--- START INPUT ROWS ---

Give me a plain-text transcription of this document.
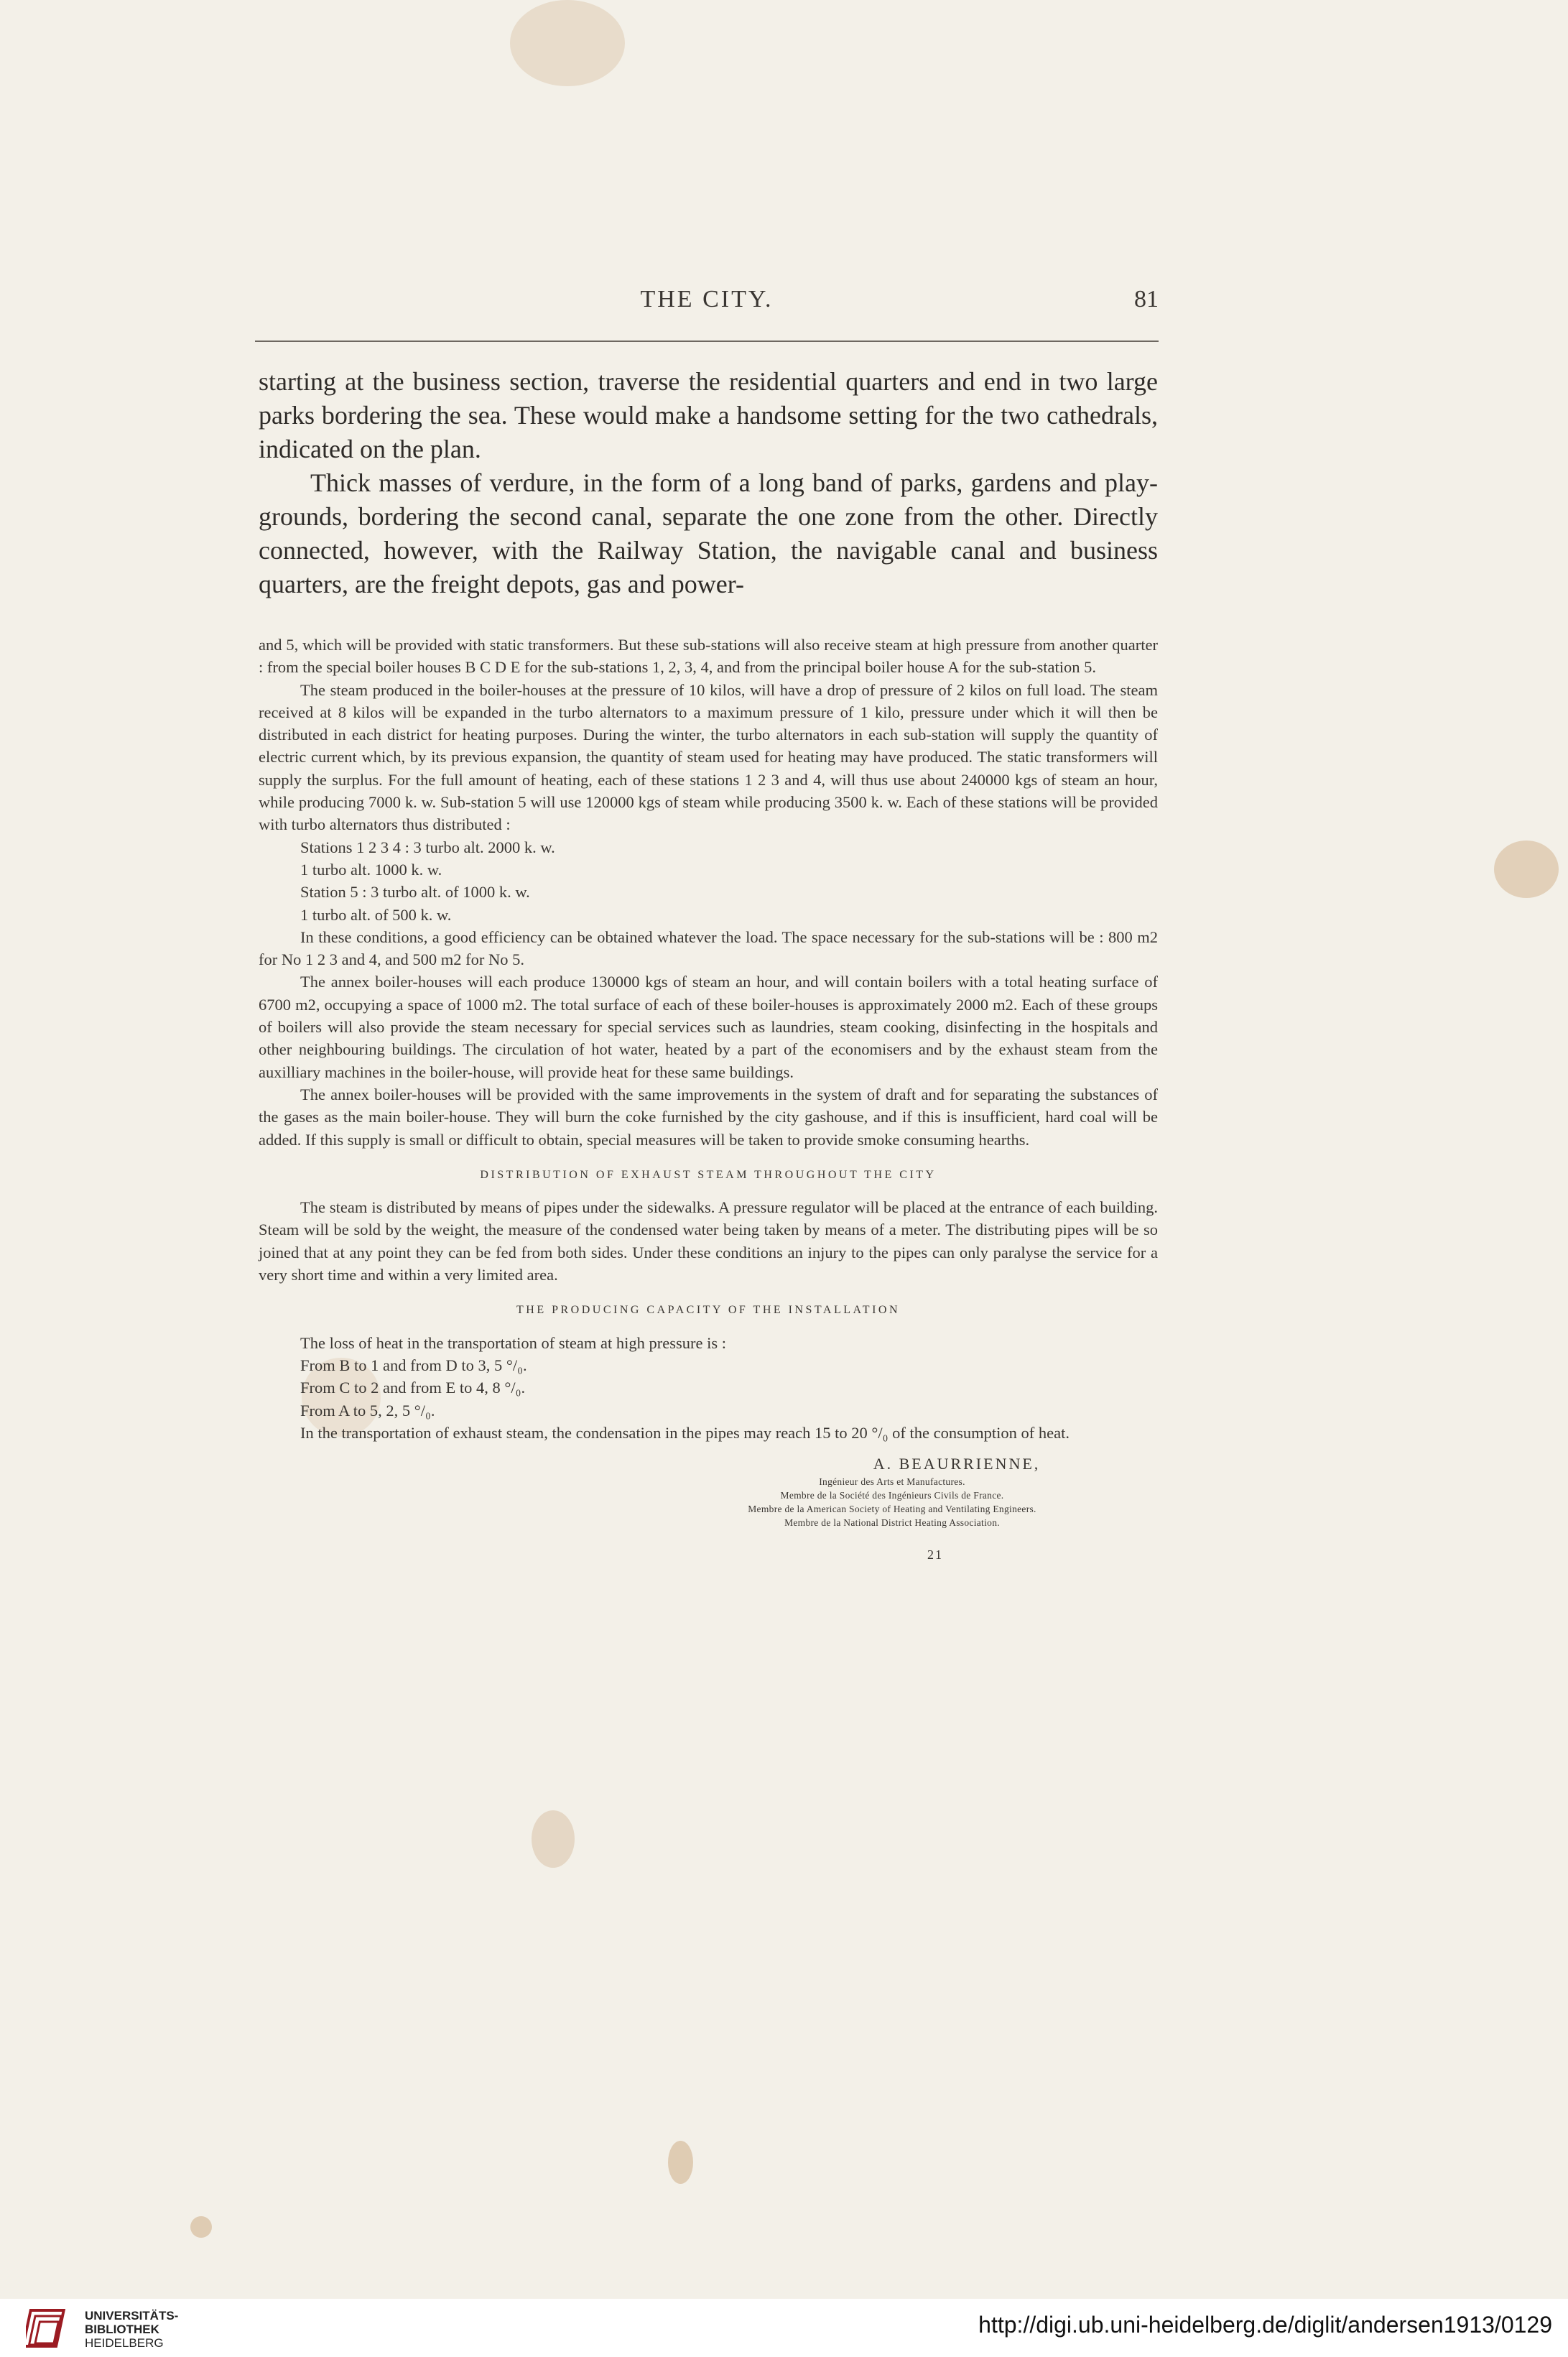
THE CITY.	81

starting at the business section, traverse the residential quarters and end in two large parks bordering the sea. These would make a handsome setting for the two cathedrals, indicated on the plan.

Thick masses of verdure, in the form of a long band of parks, gardens and play-grounds, bordering the second canal, separate the one zone from the other. Directly connected, however, with the Railway Station, the navigable canal and business quarters, are the freight depots, gas and power-

and 5, which will be provided with static transformers. But these sub-stations will also receive steam at high pressure from another quarter : from the special boiler houses B C D E for the sub-stations 1, 2, 3, 4, and from the principal boiler house A for the sub-station 5.

The steam produced in the boiler-houses at the pressure of 10 kilos, will have a drop of pressure of 2 kilos on full load. The steam received at 8 kilos will be expanded in the turbo alternators to a maximum pressure of 1 kilo, pressure under which it will then be distributed in each district for heating purposes. During the winter, the turbo alternators in each sub-station will supply the quantity of electric current which, by its previous expansion, the quantity of steam used for heating may have produced. The static transformers will supply the surplus. For the full amount of heating, each of these stations 1 2 3 and 4, will thus use about 240000 kgs of steam an hour, while producing 7000 k. w. Sub-station 5 will use 120000 kgs of steam while producing 3500 k. w. Each of these stations will be provided with turbo alternators thus distributed :

Stations 1 2 3 4 : 3 turbo alt. 2000 k. w.

1 turbo alt. 1000 k. w.

Station 5 : 3 turbo alt. of 1000 k. w.

1 turbo alt. of 500 k. w.

In these conditions, a good efficiency can be obtained whatever the load. The space necessary for the sub-stations will be : 800 m2 for No 1 2 3 and 4, and 500 m2 for No 5.

The annex boiler-houses will each produce 130000 kgs of steam an hour, and will contain boilers with a total heating surface of 6700 m2, occupying a space of 1000 m2. The total surface of each of these boiler-houses is approximately 2000 m2. Each of these groups of boilers will also provide the steam necessary for special services such as laundries, steam cooking, disinfecting in the hospitals and other neighbouring buildings. The circulation of hot water, heated by a part of the economisers and by the exhaust steam from the auxilliary machines in the boiler-house, will provide heat for these same buildings.

The annex boiler-houses will be provided with the same improvements in the system of draft and for separating the substances of the gases as the main boiler-house. They will burn the coke furnished by the city gashouse, and if this is insufficient, hard coal will be added. If this supply is small or difficult to obtain, special measures will be taken to provide smoke consuming hearths.

DISTRIBUTION OF EXHAUST STEAM THROUGHOUT THE CITY

The steam is distributed by means of pipes under the sidewalks. A pressure regulator will be placed at the entrance of each building. Steam will be sold by the weight, the measure of the condensed water being taken by means of a meter. The distributing pipes will be so joined that at any point they can be fed from both sides. Under these conditions an injury to the pipes can only paralyse the service for a very short time and within a very limited area.

THE PRODUCING CAPACITY OF THE INSTALLATION

The loss of heat in the transportation of steam at high pressure is :

From B to 1 and from D to 3, 5 °/₀.

From C to 2 and from E to 4, 8 °/₀.

From A to 5, 2, 5 °/₀.

In the transportation of exhaust steam, the condensation in the pipes may reach 15 to 20 °/₀ of the consumption of heat.

A. BEAURRIENNE,
Ingénieur des Arts et Manufactures.
Membre de la Société des Ingénieurs Civils de France.
Membre de la American Society of Heating and Ventilating Engineers.
Membre de la National District Heating Association.
21
UNIVERSITÄTS-
BIBLIOTHEK
HEIDELBERG
http://digi.ub.uni-heidelberg.de/diglit/andersen1913/0129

--- END INPUT ROWS ---

Copy all lines from the entries that contain the word "same".

The annex boiler-houses will each produce 130000 kgs of steam an hour, and will contain boilers with a total heating surface of 6700 m2, occupying a space of 1000 m2. The total surface of each of these boiler-houses is approximately 2000 m2. Each of these groups of boilers will also provide the steam necessary for special services such as laundries, steam cooking, disinfecting in the hospitals and other neighbouring buildings. The circulation of hot water, heated by a part of the economisers and by the exhaust steam from the auxilliary machines in the boiler-house, will provide heat for these same buildings.
The annex boiler-houses will be provided with the same improvements in the system of draft and for separating the substances of the gases as the main boiler-house. They will burn the coke furnished by the city gashouse, and if this is insufficient, hard coal will be added. If this supply is small or difficult to obtain, special measures will be taken to provide smoke consuming hearths.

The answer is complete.